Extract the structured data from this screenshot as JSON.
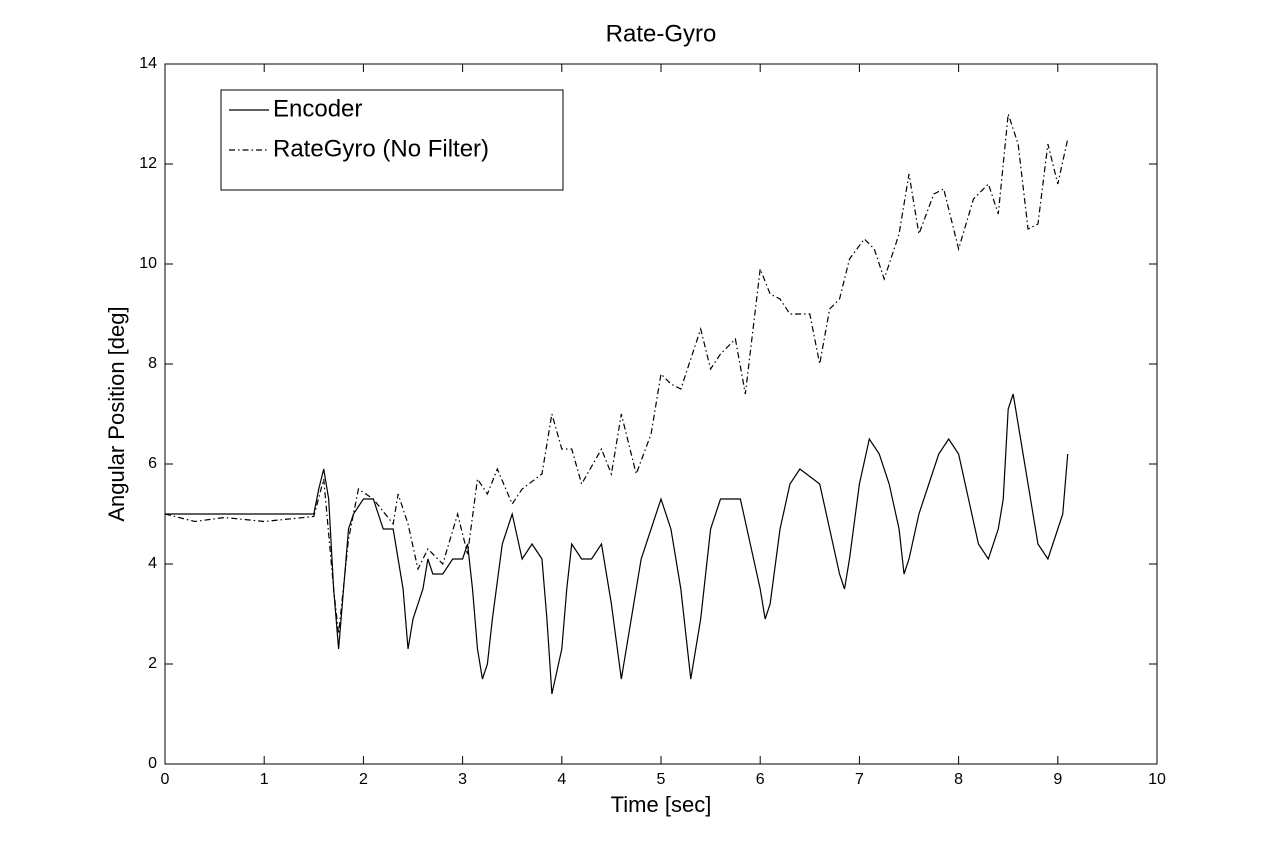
{
  "chart_data": {
    "type": "line",
    "title": "Rate-Gyro",
    "x_label": "Time [sec]",
    "y_label": "Angular Position [deg]",
    "xlim": [
      0,
      10
    ],
    "xticks": [
      0,
      1,
      2,
      3,
      4,
      5,
      6,
      7,
      8,
      9,
      10
    ],
    "ylim": [
      0,
      14
    ],
    "yticks": [
      0,
      2,
      4,
      6,
      8,
      10,
      12,
      14
    ],
    "legend": "top-left",
    "series": [
      {
        "name": "Encoder",
        "color": "#000000",
        "dash": "solid",
        "x": [
          0,
          1.5,
          1.55,
          1.6,
          1.65,
          1.7,
          1.75,
          1.8,
          1.85,
          1.9,
          2.0,
          2.1,
          2.2,
          2.3,
          2.4,
          2.45,
          2.5,
          2.6,
          2.65,
          2.7,
          2.8,
          2.9,
          3.0,
          3.05,
          3.1,
          3.15,
          3.2,
          3.25,
          3.3,
          3.4,
          3.5,
          3.6,
          3.7,
          3.8,
          3.85,
          3.9,
          4.0,
          4.05,
          4.1,
          4.2,
          4.3,
          4.4,
          4.5,
          4.6,
          4.65,
          4.7,
          4.8,
          4.9,
          5.0,
          5.1,
          5.2,
          5.3,
          5.4,
          5.5,
          5.6,
          5.8,
          5.9,
          6.0,
          6.05,
          6.1,
          6.2,
          6.3,
          6.4,
          6.6,
          6.7,
          6.8,
          6.85,
          6.9,
          7.0,
          7.1,
          7.2,
          7.3,
          7.4,
          7.45,
          7.5,
          7.6,
          7.7,
          7.8,
          7.9,
          8.0,
          8.1,
          8.2,
          8.3,
          8.4,
          8.45,
          8.5,
          8.55,
          8.6,
          8.7,
          8.8,
          8.9,
          9.0,
          9.05,
          9.1
        ],
        "values": [
          5.0,
          5.0,
          5.5,
          5.9,
          5.3,
          3.5,
          2.3,
          3.5,
          4.7,
          5.0,
          5.3,
          5.3,
          4.7,
          4.7,
          3.5,
          2.3,
          2.9,
          3.5,
          4.1,
          3.8,
          3.8,
          4.1,
          4.1,
          4.4,
          3.5,
          2.3,
          1.7,
          2.0,
          2.9,
          4.4,
          5.0,
          4.1,
          4.4,
          4.1,
          2.9,
          1.4,
          2.3,
          3.5,
          4.4,
          4.1,
          4.1,
          4.4,
          3.2,
          1.7,
          2.3,
          2.9,
          4.1,
          4.7,
          5.3,
          4.7,
          3.5,
          1.7,
          2.9,
          4.7,
          5.3,
          5.3,
          4.4,
          3.5,
          2.9,
          3.2,
          4.7,
          5.6,
          5.9,
          5.6,
          4.7,
          3.8,
          3.5,
          4.1,
          5.6,
          6.5,
          6.2,
          5.6,
          4.7,
          3.8,
          4.1,
          5.0,
          5.6,
          6.2,
          6.5,
          6.2,
          5.3,
          4.4,
          4.1,
          4.7,
          5.3,
          7.1,
          7.4,
          6.8,
          5.6,
          4.4,
          4.1,
          4.7,
          5.0,
          6.2
        ]
      },
      {
        "name": "RateGyro (No Filter)",
        "color": "#000000",
        "dash": "dashdot",
        "x": [
          0,
          0.3,
          0.6,
          1.0,
          1.5,
          1.6,
          1.7,
          1.75,
          1.85,
          1.95,
          2.1,
          2.3,
          2.35,
          2.45,
          2.55,
          2.65,
          2.8,
          2.95,
          3.05,
          3.15,
          3.25,
          3.35,
          3.5,
          3.6,
          3.8,
          3.9,
          4.0,
          4.1,
          4.2,
          4.4,
          4.5,
          4.6,
          4.75,
          4.9,
          5.0,
          5.1,
          5.2,
          5.3,
          5.4,
          5.5,
          5.6,
          5.75,
          5.85,
          6.0,
          6.1,
          6.2,
          6.3,
          6.5,
          6.6,
          6.7,
          6.8,
          6.9,
          7.05,
          7.15,
          7.25,
          7.4,
          7.5,
          7.6,
          7.75,
          7.85,
          8.0,
          8.15,
          8.3,
          8.4,
          8.5,
          8.6,
          8.7,
          8.8,
          8.9,
          9.0,
          9.1
        ],
        "values": [
          5.0,
          4.85,
          4.93,
          4.85,
          4.95,
          5.7,
          3.5,
          2.6,
          4.5,
          5.5,
          5.3,
          4.8,
          5.4,
          4.8,
          3.9,
          4.3,
          4.0,
          5.0,
          4.2,
          5.7,
          5.4,
          5.9,
          5.2,
          5.5,
          5.8,
          7.0,
          6.3,
          6.3,
          5.6,
          6.3,
          5.8,
          7.0,
          5.8,
          6.6,
          7.8,
          7.6,
          7.5,
          8.1,
          8.7,
          7.9,
          8.2,
          8.5,
          7.4,
          9.9,
          9.4,
          9.3,
          9.0,
          9.0,
          8.0,
          9.1,
          9.3,
          10.1,
          10.5,
          10.3,
          9.7,
          10.6,
          11.8,
          10.6,
          11.4,
          11.5,
          10.3,
          11.3,
          11.6,
          11.0,
          13.0,
          12.4,
          10.7,
          10.8,
          12.4,
          11.6,
          12.5
        ]
      }
    ]
  }
}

**Your task:** Copy the listing in full and without alteration, omitting every picture.

**Expected answer:**
Extract the structured data from this screenshot as JSON.
{
  "chart_data": {
    "type": "line",
    "title": "Rate-Gyro",
    "x_label": "Time [sec]",
    "y_label": "Angular Position [deg]",
    "xlim": [
      0,
      10
    ],
    "xticks": [
      0,
      1,
      2,
      3,
      4,
      5,
      6,
      7,
      8,
      9,
      10
    ],
    "ylim": [
      0,
      14
    ],
    "yticks": [
      0,
      2,
      4,
      6,
      8,
      10,
      12,
      14
    ],
    "legend": "top-left",
    "series": [
      {
        "name": "Encoder",
        "color": "#000000",
        "dash": "solid",
        "x": [
          0,
          1.5,
          1.55,
          1.6,
          1.65,
          1.7,
          1.75,
          1.8,
          1.85,
          1.9,
          2.0,
          2.1,
          2.2,
          2.3,
          2.4,
          2.45,
          2.5,
          2.6,
          2.65,
          2.7,
          2.8,
          2.9,
          3.0,
          3.05,
          3.1,
          3.15,
          3.2,
          3.25,
          3.3,
          3.4,
          3.5,
          3.6,
          3.7,
          3.8,
          3.85,
          3.9,
          4.0,
          4.05,
          4.1,
          4.2,
          4.3,
          4.4,
          4.5,
          4.6,
          4.65,
          4.7,
          4.8,
          4.9,
          5.0,
          5.1,
          5.2,
          5.3,
          5.4,
          5.5,
          5.6,
          5.8,
          5.9,
          6.0,
          6.05,
          6.1,
          6.2,
          6.3,
          6.4,
          6.6,
          6.7,
          6.8,
          6.85,
          6.9,
          7.0,
          7.1,
          7.2,
          7.3,
          7.4,
          7.45,
          7.5,
          7.6,
          7.7,
          7.8,
          7.9,
          8.0,
          8.1,
          8.2,
          8.3,
          8.4,
          8.45,
          8.5,
          8.55,
          8.6,
          8.7,
          8.8,
          8.9,
          9.0,
          9.05,
          9.1
        ],
        "values": [
          5.0,
          5.0,
          5.5,
          5.9,
          5.3,
          3.5,
          2.3,
          3.5,
          4.7,
          5.0,
          5.3,
          5.3,
          4.7,
          4.7,
          3.5,
          2.3,
          2.9,
          3.5,
          4.1,
          3.8,
          3.8,
          4.1,
          4.1,
          4.4,
          3.5,
          2.3,
          1.7,
          2.0,
          2.9,
          4.4,
          5.0,
          4.1,
          4.4,
          4.1,
          2.9,
          1.4,
          2.3,
          3.5,
          4.4,
          4.1,
          4.1,
          4.4,
          3.2,
          1.7,
          2.3,
          2.9,
          4.1,
          4.7,
          5.3,
          4.7,
          3.5,
          1.7,
          2.9,
          4.7,
          5.3,
          5.3,
          4.4,
          3.5,
          2.9,
          3.2,
          4.7,
          5.6,
          5.9,
          5.6,
          4.7,
          3.8,
          3.5,
          4.1,
          5.6,
          6.5,
          6.2,
          5.6,
          4.7,
          3.8,
          4.1,
          5.0,
          5.6,
          6.2,
          6.5,
          6.2,
          5.3,
          4.4,
          4.1,
          4.7,
          5.3,
          7.1,
          7.4,
          6.8,
          5.6,
          4.4,
          4.1,
          4.7,
          5.0,
          6.2
        ]
      },
      {
        "name": "RateGyro (No Filter)",
        "color": "#000000",
        "dash": "dashdot",
        "x": [
          0,
          0.3,
          0.6,
          1.0,
          1.5,
          1.6,
          1.7,
          1.75,
          1.85,
          1.95,
          2.1,
          2.3,
          2.35,
          2.45,
          2.55,
          2.65,
          2.8,
          2.95,
          3.05,
          3.15,
          3.25,
          3.35,
          3.5,
          3.6,
          3.8,
          3.9,
          4.0,
          4.1,
          4.2,
          4.4,
          4.5,
          4.6,
          4.75,
          4.9,
          5.0,
          5.1,
          5.2,
          5.3,
          5.4,
          5.5,
          5.6,
          5.75,
          5.85,
          6.0,
          6.1,
          6.2,
          6.3,
          6.5,
          6.6,
          6.7,
          6.8,
          6.9,
          7.05,
          7.15,
          7.25,
          7.4,
          7.5,
          7.6,
          7.75,
          7.85,
          8.0,
          8.15,
          8.3,
          8.4,
          8.5,
          8.6,
          8.7,
          8.8,
          8.9,
          9.0,
          9.1
        ],
        "values": [
          5.0,
          4.85,
          4.93,
          4.85,
          4.95,
          5.7,
          3.5,
          2.6,
          4.5,
          5.5,
          5.3,
          4.8,
          5.4,
          4.8,
          3.9,
          4.3,
          4.0,
          5.0,
          4.2,
          5.7,
          5.4,
          5.9,
          5.2,
          5.5,
          5.8,
          7.0,
          6.3,
          6.3,
          5.6,
          6.3,
          5.8,
          7.0,
          5.8,
          6.6,
          7.8,
          7.6,
          7.5,
          8.1,
          8.7,
          7.9,
          8.2,
          8.5,
          7.4,
          9.9,
          9.4,
          9.3,
          9.0,
          9.0,
          8.0,
          9.1,
          9.3,
          10.1,
          10.5,
          10.3,
          9.7,
          10.6,
          11.8,
          10.6,
          11.4,
          11.5,
          10.3,
          11.3,
          11.6,
          11.0,
          13.0,
          12.4,
          10.7,
          10.8,
          12.4,
          11.6,
          12.5
        ]
      }
    ]
  }
}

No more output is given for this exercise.